DATA LISTING.

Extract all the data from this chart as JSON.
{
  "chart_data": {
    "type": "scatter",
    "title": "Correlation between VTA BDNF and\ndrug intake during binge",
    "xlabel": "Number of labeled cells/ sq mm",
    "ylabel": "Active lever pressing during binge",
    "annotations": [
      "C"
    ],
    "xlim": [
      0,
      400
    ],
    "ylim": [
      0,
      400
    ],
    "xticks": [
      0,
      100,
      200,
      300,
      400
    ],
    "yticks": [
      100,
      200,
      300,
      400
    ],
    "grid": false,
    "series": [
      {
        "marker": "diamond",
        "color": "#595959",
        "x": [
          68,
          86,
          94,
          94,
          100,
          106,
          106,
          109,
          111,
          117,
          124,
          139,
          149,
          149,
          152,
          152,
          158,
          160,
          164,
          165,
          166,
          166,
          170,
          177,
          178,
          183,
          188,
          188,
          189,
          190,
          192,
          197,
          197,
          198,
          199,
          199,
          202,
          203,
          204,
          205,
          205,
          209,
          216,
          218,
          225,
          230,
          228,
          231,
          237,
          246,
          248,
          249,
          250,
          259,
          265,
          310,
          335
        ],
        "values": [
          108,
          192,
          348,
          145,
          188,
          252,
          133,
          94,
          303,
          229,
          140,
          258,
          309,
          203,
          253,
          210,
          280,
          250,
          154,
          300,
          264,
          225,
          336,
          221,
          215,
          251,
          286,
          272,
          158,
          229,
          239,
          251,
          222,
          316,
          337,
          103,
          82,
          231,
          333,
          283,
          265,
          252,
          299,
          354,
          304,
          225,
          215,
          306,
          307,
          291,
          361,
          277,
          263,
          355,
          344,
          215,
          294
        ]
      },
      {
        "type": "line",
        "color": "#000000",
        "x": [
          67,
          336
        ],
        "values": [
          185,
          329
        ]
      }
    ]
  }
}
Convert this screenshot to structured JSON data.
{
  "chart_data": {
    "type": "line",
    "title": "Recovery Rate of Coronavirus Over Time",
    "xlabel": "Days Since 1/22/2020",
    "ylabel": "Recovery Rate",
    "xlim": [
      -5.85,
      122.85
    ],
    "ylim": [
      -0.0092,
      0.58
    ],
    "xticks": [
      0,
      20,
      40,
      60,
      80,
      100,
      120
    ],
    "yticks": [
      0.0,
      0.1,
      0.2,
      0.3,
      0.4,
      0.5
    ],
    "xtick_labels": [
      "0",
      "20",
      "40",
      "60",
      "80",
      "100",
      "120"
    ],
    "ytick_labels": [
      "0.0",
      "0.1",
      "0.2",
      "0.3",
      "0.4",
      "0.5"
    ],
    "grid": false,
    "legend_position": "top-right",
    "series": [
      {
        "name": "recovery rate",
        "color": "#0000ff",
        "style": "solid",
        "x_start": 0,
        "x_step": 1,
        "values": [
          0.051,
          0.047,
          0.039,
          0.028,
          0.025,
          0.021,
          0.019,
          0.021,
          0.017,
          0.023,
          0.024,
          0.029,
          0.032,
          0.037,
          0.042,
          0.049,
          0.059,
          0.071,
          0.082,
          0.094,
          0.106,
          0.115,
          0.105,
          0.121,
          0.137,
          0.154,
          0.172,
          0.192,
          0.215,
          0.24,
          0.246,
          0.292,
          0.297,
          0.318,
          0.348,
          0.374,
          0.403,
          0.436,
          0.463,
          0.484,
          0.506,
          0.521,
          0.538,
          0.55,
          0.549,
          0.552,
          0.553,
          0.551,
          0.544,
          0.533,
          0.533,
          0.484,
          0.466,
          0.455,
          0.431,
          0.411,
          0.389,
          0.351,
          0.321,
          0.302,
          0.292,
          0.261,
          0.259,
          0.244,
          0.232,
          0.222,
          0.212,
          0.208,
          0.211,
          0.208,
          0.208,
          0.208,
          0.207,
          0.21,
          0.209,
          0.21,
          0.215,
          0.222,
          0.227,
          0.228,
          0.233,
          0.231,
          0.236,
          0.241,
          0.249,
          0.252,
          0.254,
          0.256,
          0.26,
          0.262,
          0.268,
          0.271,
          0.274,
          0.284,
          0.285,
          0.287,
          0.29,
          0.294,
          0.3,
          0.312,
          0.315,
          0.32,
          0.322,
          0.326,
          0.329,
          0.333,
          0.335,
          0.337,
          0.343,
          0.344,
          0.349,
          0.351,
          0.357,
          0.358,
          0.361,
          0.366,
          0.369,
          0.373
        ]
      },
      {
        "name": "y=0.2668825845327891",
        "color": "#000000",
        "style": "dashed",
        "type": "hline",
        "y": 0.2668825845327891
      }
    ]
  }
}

TASK DESCRIPTION. Each line of the entries above that has the word "JSON" is to be copied.

TASK RESULT.
Extract all the data from this chart as JSON.
Convert this screenshot to structured JSON data.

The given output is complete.